• [TASK STATEMENT] Find all the lines with "JSON" and gather them.

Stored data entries
↓↓↓
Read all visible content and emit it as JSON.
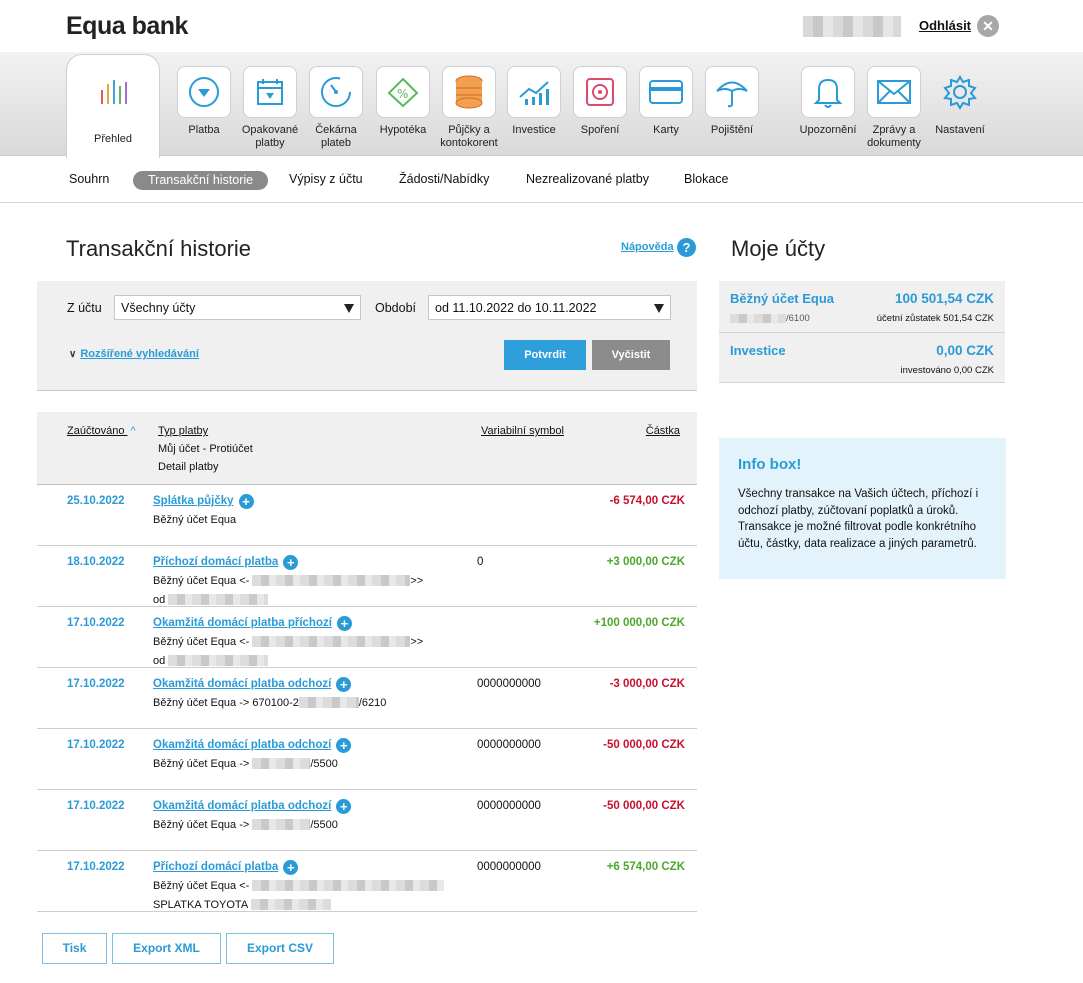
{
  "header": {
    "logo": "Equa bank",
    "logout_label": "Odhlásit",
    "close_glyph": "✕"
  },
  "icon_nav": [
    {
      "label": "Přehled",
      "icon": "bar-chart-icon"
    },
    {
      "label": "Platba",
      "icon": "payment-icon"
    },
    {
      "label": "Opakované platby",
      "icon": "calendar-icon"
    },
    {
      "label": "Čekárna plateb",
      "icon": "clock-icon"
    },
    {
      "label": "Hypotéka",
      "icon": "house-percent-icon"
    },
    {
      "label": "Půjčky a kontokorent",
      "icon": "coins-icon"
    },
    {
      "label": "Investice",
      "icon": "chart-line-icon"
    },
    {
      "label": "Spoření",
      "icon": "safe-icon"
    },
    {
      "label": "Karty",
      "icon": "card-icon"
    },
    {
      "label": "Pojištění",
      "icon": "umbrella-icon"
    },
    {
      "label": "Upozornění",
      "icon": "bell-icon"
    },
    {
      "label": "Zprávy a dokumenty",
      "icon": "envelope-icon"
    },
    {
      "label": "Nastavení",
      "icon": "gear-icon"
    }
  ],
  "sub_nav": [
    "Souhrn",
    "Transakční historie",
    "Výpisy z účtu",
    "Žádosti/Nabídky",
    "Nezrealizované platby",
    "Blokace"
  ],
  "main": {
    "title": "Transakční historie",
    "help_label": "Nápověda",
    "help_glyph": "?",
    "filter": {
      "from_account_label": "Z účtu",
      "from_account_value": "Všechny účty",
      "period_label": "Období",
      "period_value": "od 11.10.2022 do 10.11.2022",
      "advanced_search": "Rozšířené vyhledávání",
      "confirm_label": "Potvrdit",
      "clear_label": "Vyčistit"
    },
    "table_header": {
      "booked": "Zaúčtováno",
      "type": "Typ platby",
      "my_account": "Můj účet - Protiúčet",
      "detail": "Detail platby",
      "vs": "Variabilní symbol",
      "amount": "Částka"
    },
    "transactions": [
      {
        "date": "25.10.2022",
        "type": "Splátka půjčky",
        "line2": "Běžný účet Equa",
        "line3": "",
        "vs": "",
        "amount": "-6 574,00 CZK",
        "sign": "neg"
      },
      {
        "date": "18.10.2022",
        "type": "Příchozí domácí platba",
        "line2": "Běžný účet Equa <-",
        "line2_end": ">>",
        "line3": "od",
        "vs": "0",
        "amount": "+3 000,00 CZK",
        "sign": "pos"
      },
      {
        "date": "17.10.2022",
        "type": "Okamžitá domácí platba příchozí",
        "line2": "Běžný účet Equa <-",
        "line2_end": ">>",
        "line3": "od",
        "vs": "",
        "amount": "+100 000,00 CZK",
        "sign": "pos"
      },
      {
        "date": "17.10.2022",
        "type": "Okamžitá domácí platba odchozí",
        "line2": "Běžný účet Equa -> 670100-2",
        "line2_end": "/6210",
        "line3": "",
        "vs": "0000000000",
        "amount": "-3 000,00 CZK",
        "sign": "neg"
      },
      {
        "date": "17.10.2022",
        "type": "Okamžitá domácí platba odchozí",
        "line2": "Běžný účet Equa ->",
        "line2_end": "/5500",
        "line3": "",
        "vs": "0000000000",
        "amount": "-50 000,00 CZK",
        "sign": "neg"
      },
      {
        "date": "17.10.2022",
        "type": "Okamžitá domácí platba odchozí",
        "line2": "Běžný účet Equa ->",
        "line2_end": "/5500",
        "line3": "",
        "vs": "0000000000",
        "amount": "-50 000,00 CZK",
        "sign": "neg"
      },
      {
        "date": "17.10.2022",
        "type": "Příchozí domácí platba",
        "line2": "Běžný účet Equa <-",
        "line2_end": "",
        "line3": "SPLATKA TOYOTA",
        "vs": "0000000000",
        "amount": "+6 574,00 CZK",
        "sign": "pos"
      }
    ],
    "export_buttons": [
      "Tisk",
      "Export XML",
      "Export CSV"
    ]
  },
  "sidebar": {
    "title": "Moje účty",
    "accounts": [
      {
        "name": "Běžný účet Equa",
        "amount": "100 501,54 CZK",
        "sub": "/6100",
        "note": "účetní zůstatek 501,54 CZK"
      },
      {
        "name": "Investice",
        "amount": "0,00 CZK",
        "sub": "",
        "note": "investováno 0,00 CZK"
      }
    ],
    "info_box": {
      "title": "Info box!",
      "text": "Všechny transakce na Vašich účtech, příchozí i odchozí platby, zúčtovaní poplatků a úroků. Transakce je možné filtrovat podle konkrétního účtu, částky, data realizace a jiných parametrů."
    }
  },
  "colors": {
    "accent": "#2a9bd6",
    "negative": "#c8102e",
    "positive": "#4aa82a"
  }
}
↑↑↑
↓↓↓
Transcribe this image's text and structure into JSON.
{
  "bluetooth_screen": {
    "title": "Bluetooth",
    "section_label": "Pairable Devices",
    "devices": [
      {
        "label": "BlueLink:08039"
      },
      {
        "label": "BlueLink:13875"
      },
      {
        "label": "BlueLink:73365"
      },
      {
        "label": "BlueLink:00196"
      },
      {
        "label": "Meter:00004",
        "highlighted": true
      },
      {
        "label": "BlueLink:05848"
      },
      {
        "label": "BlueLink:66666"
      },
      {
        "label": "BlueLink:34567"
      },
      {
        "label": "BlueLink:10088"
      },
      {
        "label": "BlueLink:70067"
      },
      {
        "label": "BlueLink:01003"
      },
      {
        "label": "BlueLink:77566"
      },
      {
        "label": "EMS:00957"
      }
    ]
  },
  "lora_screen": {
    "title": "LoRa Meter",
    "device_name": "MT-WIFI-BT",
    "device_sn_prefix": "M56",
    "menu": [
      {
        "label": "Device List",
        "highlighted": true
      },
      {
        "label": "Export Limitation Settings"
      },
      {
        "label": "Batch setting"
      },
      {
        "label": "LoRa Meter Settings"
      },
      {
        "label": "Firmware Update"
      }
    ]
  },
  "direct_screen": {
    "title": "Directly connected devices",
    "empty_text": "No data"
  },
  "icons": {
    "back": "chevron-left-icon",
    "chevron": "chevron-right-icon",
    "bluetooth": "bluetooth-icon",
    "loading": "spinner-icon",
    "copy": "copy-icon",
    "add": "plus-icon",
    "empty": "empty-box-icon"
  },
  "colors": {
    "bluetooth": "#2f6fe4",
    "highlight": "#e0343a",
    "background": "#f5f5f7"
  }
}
↑↑↑
• [TASK OUTPUT]
Read all visible content and emit it as JSON.
Transcribe this image's text and structure into JSON.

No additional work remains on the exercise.